[What you need to do] Will you give the material below again, every line exactly as it is?

[Lines of data]

# # # # # # #

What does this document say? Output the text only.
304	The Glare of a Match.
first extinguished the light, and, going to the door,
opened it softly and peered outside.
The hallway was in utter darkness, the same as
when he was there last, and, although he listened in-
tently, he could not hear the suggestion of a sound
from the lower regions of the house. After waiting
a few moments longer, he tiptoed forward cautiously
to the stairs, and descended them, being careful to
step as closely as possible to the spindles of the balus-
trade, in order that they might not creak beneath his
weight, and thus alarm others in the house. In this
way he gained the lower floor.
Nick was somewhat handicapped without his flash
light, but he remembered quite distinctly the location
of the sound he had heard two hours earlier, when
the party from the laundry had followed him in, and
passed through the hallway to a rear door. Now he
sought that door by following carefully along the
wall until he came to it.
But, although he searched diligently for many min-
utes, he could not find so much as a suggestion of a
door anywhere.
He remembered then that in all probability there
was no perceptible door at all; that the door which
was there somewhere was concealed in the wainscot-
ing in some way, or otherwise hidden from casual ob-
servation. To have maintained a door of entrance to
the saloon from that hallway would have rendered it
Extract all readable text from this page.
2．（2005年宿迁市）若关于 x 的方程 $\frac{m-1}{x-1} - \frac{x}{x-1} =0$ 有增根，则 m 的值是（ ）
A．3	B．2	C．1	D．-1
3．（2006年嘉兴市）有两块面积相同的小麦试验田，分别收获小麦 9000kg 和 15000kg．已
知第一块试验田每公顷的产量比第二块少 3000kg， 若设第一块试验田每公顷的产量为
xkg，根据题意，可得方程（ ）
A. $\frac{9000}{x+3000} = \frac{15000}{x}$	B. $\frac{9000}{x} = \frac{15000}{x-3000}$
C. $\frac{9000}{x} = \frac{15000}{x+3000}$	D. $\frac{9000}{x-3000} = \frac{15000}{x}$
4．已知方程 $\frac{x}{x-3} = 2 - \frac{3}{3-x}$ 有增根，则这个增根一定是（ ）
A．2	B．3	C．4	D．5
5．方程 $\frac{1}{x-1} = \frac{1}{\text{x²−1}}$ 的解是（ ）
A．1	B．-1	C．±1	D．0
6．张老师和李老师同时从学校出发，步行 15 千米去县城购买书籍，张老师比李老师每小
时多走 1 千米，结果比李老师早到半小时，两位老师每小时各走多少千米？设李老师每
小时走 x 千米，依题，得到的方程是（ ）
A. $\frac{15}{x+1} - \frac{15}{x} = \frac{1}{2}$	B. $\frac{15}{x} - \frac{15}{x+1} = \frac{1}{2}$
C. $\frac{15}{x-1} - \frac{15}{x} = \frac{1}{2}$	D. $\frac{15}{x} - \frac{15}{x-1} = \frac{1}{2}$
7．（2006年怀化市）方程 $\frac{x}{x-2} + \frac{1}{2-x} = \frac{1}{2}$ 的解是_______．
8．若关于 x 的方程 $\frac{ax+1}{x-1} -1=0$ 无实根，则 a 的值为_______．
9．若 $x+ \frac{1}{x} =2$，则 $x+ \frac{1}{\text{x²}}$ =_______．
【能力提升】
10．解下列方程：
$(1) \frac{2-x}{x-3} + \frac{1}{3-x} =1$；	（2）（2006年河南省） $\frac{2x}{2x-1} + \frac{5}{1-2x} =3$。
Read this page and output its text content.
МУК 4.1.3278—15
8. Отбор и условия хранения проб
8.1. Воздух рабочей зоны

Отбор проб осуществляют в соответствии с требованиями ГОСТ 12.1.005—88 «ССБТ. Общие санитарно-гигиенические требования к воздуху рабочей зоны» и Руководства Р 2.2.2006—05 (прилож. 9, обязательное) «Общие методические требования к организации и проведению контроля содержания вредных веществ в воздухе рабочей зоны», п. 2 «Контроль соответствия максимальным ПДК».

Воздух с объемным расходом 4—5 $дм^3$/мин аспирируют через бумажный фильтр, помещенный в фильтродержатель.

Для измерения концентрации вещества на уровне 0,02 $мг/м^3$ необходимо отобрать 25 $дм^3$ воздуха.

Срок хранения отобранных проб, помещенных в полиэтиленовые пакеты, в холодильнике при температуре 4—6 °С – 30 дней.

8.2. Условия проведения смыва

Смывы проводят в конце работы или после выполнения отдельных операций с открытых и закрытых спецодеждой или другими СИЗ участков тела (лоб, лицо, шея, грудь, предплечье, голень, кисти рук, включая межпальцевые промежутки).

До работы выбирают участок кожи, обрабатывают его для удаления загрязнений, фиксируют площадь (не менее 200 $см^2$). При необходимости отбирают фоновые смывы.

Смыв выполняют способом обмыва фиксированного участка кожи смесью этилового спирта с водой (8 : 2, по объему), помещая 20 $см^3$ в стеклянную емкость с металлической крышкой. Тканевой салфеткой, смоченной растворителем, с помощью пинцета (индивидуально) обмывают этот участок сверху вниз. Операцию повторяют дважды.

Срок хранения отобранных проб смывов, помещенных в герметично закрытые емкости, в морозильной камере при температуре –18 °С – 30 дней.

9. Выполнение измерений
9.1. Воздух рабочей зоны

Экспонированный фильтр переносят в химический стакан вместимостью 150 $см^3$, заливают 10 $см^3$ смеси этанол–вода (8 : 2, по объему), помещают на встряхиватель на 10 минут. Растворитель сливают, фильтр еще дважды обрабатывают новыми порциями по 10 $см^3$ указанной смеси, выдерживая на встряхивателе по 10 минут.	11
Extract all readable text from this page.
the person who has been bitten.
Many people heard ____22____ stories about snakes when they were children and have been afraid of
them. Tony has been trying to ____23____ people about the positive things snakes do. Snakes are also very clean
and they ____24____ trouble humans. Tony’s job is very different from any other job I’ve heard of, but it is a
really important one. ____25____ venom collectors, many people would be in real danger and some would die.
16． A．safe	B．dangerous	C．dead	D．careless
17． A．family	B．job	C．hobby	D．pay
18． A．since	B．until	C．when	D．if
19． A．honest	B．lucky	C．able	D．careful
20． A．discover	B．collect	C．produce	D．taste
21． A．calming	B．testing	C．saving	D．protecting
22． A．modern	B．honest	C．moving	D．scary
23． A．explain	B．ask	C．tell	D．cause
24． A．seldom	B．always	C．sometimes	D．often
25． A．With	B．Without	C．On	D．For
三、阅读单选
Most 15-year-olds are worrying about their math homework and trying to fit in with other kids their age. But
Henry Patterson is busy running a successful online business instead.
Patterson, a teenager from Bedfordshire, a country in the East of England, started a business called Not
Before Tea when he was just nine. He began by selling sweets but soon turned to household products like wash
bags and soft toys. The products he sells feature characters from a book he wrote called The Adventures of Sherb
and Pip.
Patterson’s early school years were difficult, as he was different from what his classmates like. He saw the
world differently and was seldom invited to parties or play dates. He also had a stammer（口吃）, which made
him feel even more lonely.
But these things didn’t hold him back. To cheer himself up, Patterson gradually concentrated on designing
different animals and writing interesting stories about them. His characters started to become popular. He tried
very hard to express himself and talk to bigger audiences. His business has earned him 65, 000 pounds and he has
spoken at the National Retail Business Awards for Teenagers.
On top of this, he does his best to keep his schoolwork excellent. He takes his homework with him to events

# # # # # # #

[Output below]
What does this document say? Output the text only.
304	The Glare of a Match.
first extinguished the light, and, going to the door,
opened it softly and peered outside.
The hallway was in utter darkness, the same as
when he was there last, and, although he listened in-
tently, he could not hear the suggestion of a sound
from the lower regions of the house. After waiting
a few moments longer, he tiptoed forward cautiously
to the stairs, and descended them, being careful to
step as closely as possible to the spindles of the balus-
trade, in order that they might not creak beneath his
weight, and thus alarm others in the house. In this
way he gained the lower floor.
Nick was somewhat handicapped without his flash
light, but he remembered quite distinctly the location
of the sound he had heard two hours earlier, when
the party from the laundry had followed him in, and
passed through the hallway to a rear door. Now he
sought that door by following carefully along the
wall until he came to it.
But, although he searched diligently for many min-
utes, he could not find so much as a suggestion of a
door anywhere.
He remembered then that in all probability there
was no perceptible door at all; that the door which
was there somewhere was concealed in the wainscot-
ing in some way, or otherwise hidden from casual ob-
servation. To have maintained a door of entrance to
the saloon from that hallway would have rendered it
Extract all readable text from this page.
2．（2005年宿迁市）若关于 x 的方程 $\frac{m-1}{x-1} - \frac{x}{x-1} =0$ 有增根，则 m 的值是（ ）
A．3	B．2	C．1	D．-1
3．（2006年嘉兴市）有两块面积相同的小麦试验田，分别收获小麦 9000kg 和 15000kg．已
知第一块试验田每公顷的产量比第二块少 3000kg， 若设第一块试验田每公顷的产量为
xkg，根据题意，可得方程（ ）
A. $\frac{9000}{x+3000} = \frac{15000}{x}$	B. $\frac{9000}{x} = \frac{15000}{x-3000}$
C. $\frac{9000}{x} = \frac{15000}{x+3000}$	D. $\frac{9000}{x-3000} = \frac{15000}{x}$
4．已知方程 $\frac{x}{x-3} = 2 - \frac{3}{3-x}$ 有增根，则这个增根一定是（ ）
A．2	B．3	C．4	D．5
5．方程 $\frac{1}{x-1} = \frac{1}{\text{x²−1}}$ 的解是（ ）
A．1	B．-1	C．±1	D．0
6．张老师和李老师同时从学校出发，步行 15 千米去县城购买书籍，张老师比李老师每小
时多走 1 千米，结果比李老师早到半小时，两位老师每小时各走多少千米？设李老师每
小时走 x 千米，依题，得到的方程是（ ）
A. $\frac{15}{x+1} - \frac{15}{x} = \frac{1}{2}$	B. $\frac{15}{x} - \frac{15}{x+1} = \frac{1}{2}$
C. $\frac{15}{x-1} - \frac{15}{x} = \frac{1}{2}$	D. $\frac{15}{x} - \frac{15}{x-1} = \frac{1}{2}$
7．（2006年怀化市）方程 $\frac{x}{x-2} + \frac{1}{2-x} = \frac{1}{2}$ 的解是_______．
8．若关于 x 的方程 $\frac{ax+1}{x-1} -1=0$ 无实根，则 a 的值为_______．
9．若 $x+ \frac{1}{x} =2$，则 $x+ \frac{1}{\text{x²}}$ =_______．
【能力提升】
10．解下列方程：
$(1) \frac{2-x}{x-3} + \frac{1}{3-x} =1$；	（2）（2006年河南省） $\frac{2x}{2x-1} + \frac{5}{1-2x} =3$。
Read this page and output its text content.
МУК 4.1.3278—15
8. Отбор и условия хранения проб
8.1. Воздух рабочей зоны

Отбор проб осуществляют в соответствии с требованиями ГОСТ 12.1.005—88 «ССБТ. Общие санитарно-гигиенические требования к воздуху рабочей зоны» и Руководства Р 2.2.2006—05 (прилож. 9, обязательное) «Общие методические требования к организации и проведению контроля содержания вредных веществ в воздухе рабочей зоны», п. 2 «Контроль соответствия максимальным ПДК».

Воздух с объемным расходом 4—5 $дм^3$/мин аспирируют через бумажный фильтр, помещенный в фильтродержатель.

Для измерения концентрации вещества на уровне 0,02 $мг/м^3$ необходимо отобрать 25 $дм^3$ воздуха.

Срок хранения отобранных проб, помещенных в полиэтиленовые пакеты, в холодильнике при температуре 4—6 °С – 30 дней.

8.2. Условия проведения смыва

Смывы проводят в конце работы или после выполнения отдельных операций с открытых и закрытых спецодеждой или другими СИЗ участков тела (лоб, лицо, шея, грудь, предплечье, голень, кисти рук, включая межпальцевые промежутки).

До работы выбирают участок кожи, обрабатывают его для удаления загрязнений, фиксируют площадь (не менее 200 $см^2$). При необходимости отбирают фоновые смывы.

Смыв выполняют способом обмыва фиксированного участка кожи смесью этилового спирта с водой (8 : 2, по объему), помещая 20 $см^3$ в стеклянную емкость с металлической крышкой. Тканевой салфеткой, смоченной растворителем, с помощью пинцета (индивидуально) обмывают этот участок сверху вниз. Операцию повторяют дважды.

Срок хранения отобранных проб смывов, помещенных в герметично закрытые емкости, в морозильной камере при температуре –18 °С – 30 дней.

9. Выполнение измерений
9.1. Воздух рабочей зоны

Экспонированный фильтр переносят в химический стакан вместимостью 150 $см^3$, заливают 10 $см^3$ смеси этанол–вода (8 : 2, по объему), помещают на встряхиватель на 10 минут. Растворитель сливают, фильтр еще дважды обрабатывают новыми порциями по 10 $см^3$ указанной смеси, выдерживая на встряхивателе по 10 минут.	11
Extract all readable text from this page.
the person who has been bitten.
Many people heard ____22____ stories about snakes when they were children and have been afraid of
them. Tony has been trying to ____23____ people about the positive things snakes do. Snakes are also very clean
and they ____24____ trouble humans. Tony’s job is very different from any other job I’ve heard of, but it is a
really important one. ____25____ venom collectors, many people would be in real danger and some would die.
16． A．safe	B．dangerous	C．dead	D．careless
17． A．family	B．job	C．hobby	D．pay
18． A．since	B．until	C．when	D．if
19． A．honest	B．lucky	C．able	D．careful
20． A．discover	B．collect	C．produce	D．taste
21． A．calming	B．testing	C．saving	D．protecting
22． A．modern	B．honest	C．moving	D．scary
23． A．explain	B．ask	C．tell	D．cause
24． A．seldom	B．always	C．sometimes	D．often
25． A．With	B．Without	C．On	D．For
三、阅读单选
Most 15-year-olds are worrying about their math homework and trying to fit in with other kids their age. But
Henry Patterson is busy running a successful online business instead.
Patterson, a teenager from Bedfordshire, a country in the East of England, started a business called Not
Before Tea when he was just nine. He began by selling sweets but soon turned to household products like wash
bags and soft toys. The products he sells feature characters from a book he wrote called The Adventures of Sherb
and Pip.
Patterson’s early school years were difficult, as he was different from what his classmates like. He saw the
world differently and was seldom invited to parties or play dates. He also had a stammer（口吃）, which made
him feel even more lonely.
But these things didn’t hold him back. To cheer himself up, Patterson gradually concentrated on designing
different animals and writing interesting stories about them. His characters started to become popular. He tried
very hard to express himself and talk to bigger audiences. His business has earned him 65, 000 pounds and he has
spoken at the National Retail Business Awards for Teenagers.
On top of this, he does his best to keep his schoolwork excellent. He takes his homework with him to events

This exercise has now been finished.